Given request
Write out every line of the material as it stands, apart from the pictures.

Material for the task
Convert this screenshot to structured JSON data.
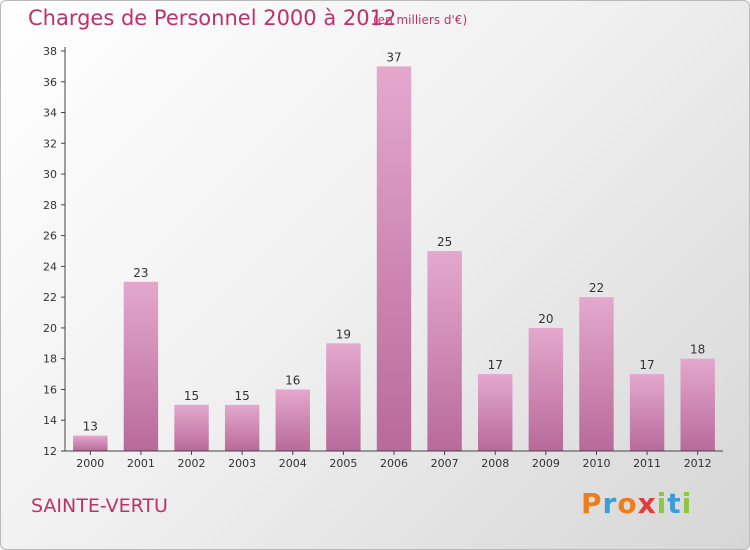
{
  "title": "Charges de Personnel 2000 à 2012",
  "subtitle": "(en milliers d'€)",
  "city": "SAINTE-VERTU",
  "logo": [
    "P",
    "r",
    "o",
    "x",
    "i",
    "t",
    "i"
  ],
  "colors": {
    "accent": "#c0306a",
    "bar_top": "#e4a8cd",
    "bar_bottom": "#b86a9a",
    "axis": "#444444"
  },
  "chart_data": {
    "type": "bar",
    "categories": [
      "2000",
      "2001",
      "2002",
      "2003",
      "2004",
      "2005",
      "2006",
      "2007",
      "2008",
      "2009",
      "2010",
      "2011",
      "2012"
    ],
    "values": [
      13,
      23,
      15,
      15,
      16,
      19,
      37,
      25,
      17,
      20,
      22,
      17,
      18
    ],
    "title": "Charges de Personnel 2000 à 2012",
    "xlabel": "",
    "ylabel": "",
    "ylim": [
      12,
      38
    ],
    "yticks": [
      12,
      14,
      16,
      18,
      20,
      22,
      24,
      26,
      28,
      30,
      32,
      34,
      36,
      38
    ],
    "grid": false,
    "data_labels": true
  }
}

Result for this exercise
Convert this screenshot to structured JSON data.
{
  "title": "Charges de Personnel 2000 à 2012",
  "subtitle": "(en milliers d'€)",
  "city": "SAINTE-VERTU",
  "logo": [
    "P",
    "r",
    "o",
    "x",
    "i",
    "t",
    "i"
  ],
  "colors": {
    "accent": "#c0306a",
    "bar_top": "#e4a8cd",
    "bar_bottom": "#b86a9a",
    "axis": "#444444"
  },
  "chart_data": {
    "type": "bar",
    "categories": [
      "2000",
      "2001",
      "2002",
      "2003",
      "2004",
      "2005",
      "2006",
      "2007",
      "2008",
      "2009",
      "2010",
      "2011",
      "2012"
    ],
    "values": [
      13,
      23,
      15,
      15,
      16,
      19,
      37,
      25,
      17,
      20,
      22,
      17,
      18
    ],
    "title": "Charges de Personnel 2000 à 2012",
    "xlabel": "",
    "ylabel": "",
    "ylim": [
      12,
      38
    ],
    "yticks": [
      12,
      14,
      16,
      18,
      20,
      22,
      24,
      26,
      28,
      30,
      32,
      34,
      36,
      38
    ],
    "grid": false,
    "data_labels": true
  }
}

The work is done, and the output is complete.